─── Data to process ───
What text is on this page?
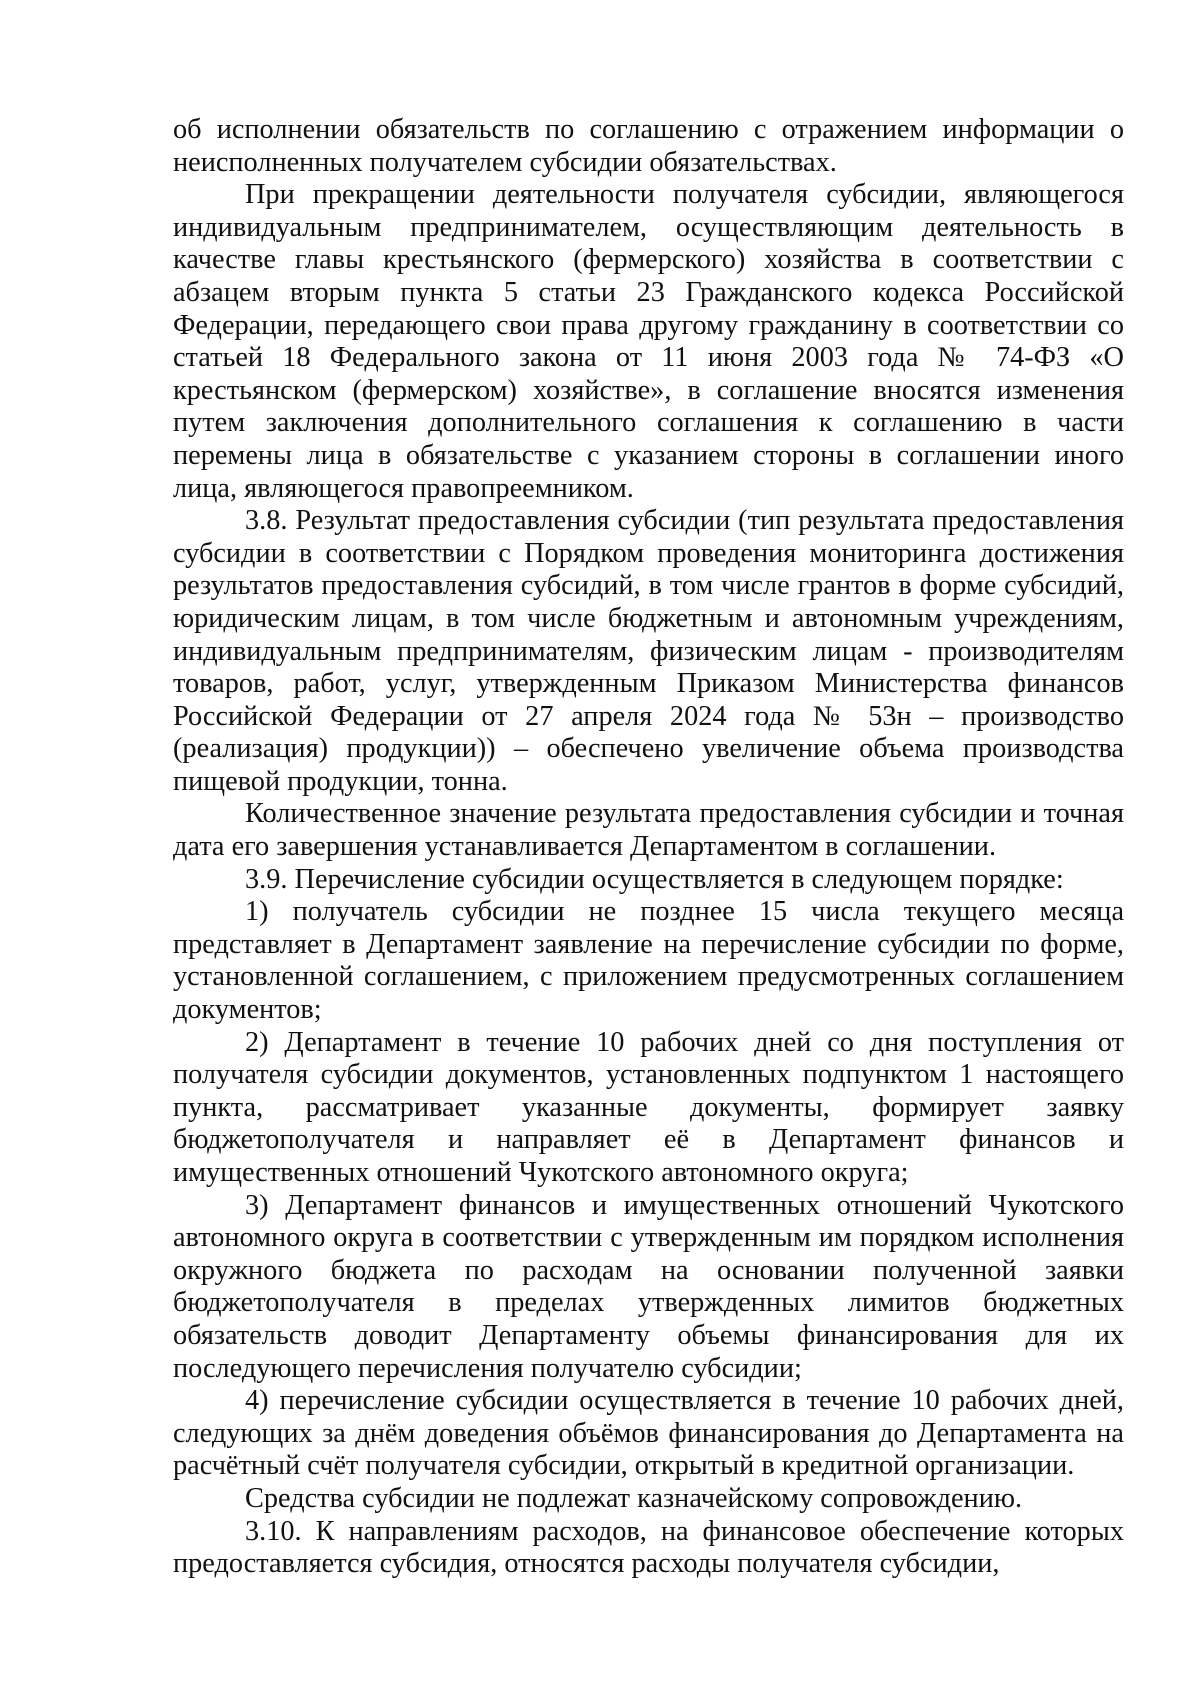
об исполнении обязательств по соглашению с отражением информации о неисполненных получателем субсидии обязательствах.

При прекращении деятельности получателя субсидии, являющегося индивидуальным предпринимателем, осуществляющим деятельность в качестве главы крестьянского (фермерского) хозяйства в соответствии с абзацем вторым пункта 5 статьи 23 Гражданского кодекса Российской Федерации, передающего свои права другому гражданину в соответствии со статьей 18 Федерального закона от 11 июня 2003 года № 74-ФЗ «О крестьянском (фермерском) хозяйстве», в соглашение вносятся изменения путем заключения дополнительного соглашения к соглашению в части перемены лица в обязательстве с указанием стороны в соглашении иного лица, являющегося правопреемником.

3.8. Результат предоставления субсидии (тип результата предоставления субсидии в соответствии с Порядком проведения мониторинга достижения результатов предоставления субсидий, в том числе грантов в форме субсидий, юридическим лицам, в том числе бюджетным и автономным учреждениям, индивидуальным предпринимателям, физическим лицам - производителям товаров, работ, услуг, утвержденным Приказом Министерства финансов Российской Федерации от 27 апреля 2024 года № 53н – производство (реализация) продукции)) – обеспечено увеличение объема производства пищевой продукции, тонна.

Количественное значение результата предоставления субсидии и точная дата его завершения устанавливается Департаментом в соглашении.

3.9. Перечисление субсидии осуществляется в следующем порядке:

1) получатель субсидии не позднее 15 числа текущего месяца представляет в Департамент заявление на перечисление субсидии по форме, установленной соглашением, с приложением предусмотренных соглашением документов;

2) Департамент в течение 10 рабочих дней со дня поступления от получателя субсидии документов, установленных подпунктом 1 настоящего пункта, рассматривает указанные документы, формирует заявку бюджетополучателя и направляет её в Департамент финансов и имущественных отношений Чукотского автономного округа;

3) Департамент финансов и имущественных отношений Чукотского автономного округа в соответствии с утвержденным им порядком исполнения окружного бюджета по расходам на основании полученной заявки бюджетополучателя в пределах утвержденных лимитов бюджетных обязательств доводит Департаменту объемы финансирования для их последующего перечисления получателю субсидии;

4) перечисление субсидии осуществляется в течение 10 рабочих дней, следующих за днём доведения объёмов финансирования до Департамента на расчётный счёт получателя субсидии, открытый в кредитной организации.

Средства субсидии не подлежат казначейскому сопровождению.

3.10. К направлениям расходов, на финансовое обеспечение которых предоставляется субсидия, относятся расходы получателя субсидии,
───
_Task to carry out:_ Repeat the entries exactly and keep the pictures out of the copy.

_Output:_
What text is on this page?
об исполнении обязательств по соглашению с отражением информации о неисполненных получателем субсидии обязательствах.

При прекращении деятельности получателя субсидии, являющегося индивидуальным предпринимателем, осуществляющим деятельность в качестве главы крестьянского (фермерского) хозяйства в соответствии с абзацем вторым пункта 5 статьи 23 Гражданского кодекса Российской Федерации, передающего свои права другому гражданину в соответствии со статьей 18 Федерального закона от 11 июня 2003 года № 74-ФЗ «О крестьянском (фермерском) хозяйстве», в соглашение вносятся изменения путем заключения дополнительного соглашения к соглашению в части перемены лица в обязательстве с указанием стороны в соглашении иного лица, являющегося правопреемником.

3.8. Результат предоставления субсидии (тип результата предоставления субсидии в соответствии с Порядком проведения мониторинга достижения результатов предоставления субсидий, в том числе грантов в форме субсидий, юридическим лицам, в том числе бюджетным и автономным учреждениям, индивидуальным предпринимателям, физическим лицам - производителям товаров, работ, услуг, утвержденным Приказом Министерства финансов Российской Федерации от 27 апреля 2024 года № 53н – производство (реализация) продукции)) – обеспечено увеличение объема производства пищевой продукции, тонна.

Количественное значение результата предоставления субсидии и точная дата его завершения устанавливается Департаментом в соглашении.

3.9. Перечисление субсидии осуществляется в следующем порядке:

1) получатель субсидии не позднее 15 числа текущего месяца представляет в Департамент заявление на перечисление субсидии по форме, установленной соглашением, с приложением предусмотренных соглашением документов;

2) Департамент в течение 10 рабочих дней со дня поступления от получателя субсидии документов, установленных подпунктом 1 настоящего пункта, рассматривает указанные документы, формирует заявку бюджетополучателя и направляет её в Департамент финансов и имущественных отношений Чукотского автономного округа;

3) Департамент финансов и имущественных отношений Чукотского автономного округа в соответствии с утвержденным им порядком исполнения окружного бюджета по расходам на основании полученной заявки бюджетополучателя в пределах утвержденных лимитов бюджетных обязательств доводит Департаменту объемы финансирования для их последующего перечисления получателю субсидии;

4) перечисление субсидии осуществляется в течение 10 рабочих дней, следующих за днём доведения объёмов финансирования до Департамента на расчётный счёт получателя субсидии, открытый в кредитной организации.

Средства субсидии не подлежат казначейскому сопровождению.

3.10. К направлениям расходов, на финансовое обеспечение которых предоставляется субсидия, относятся расходы получателя субсидии,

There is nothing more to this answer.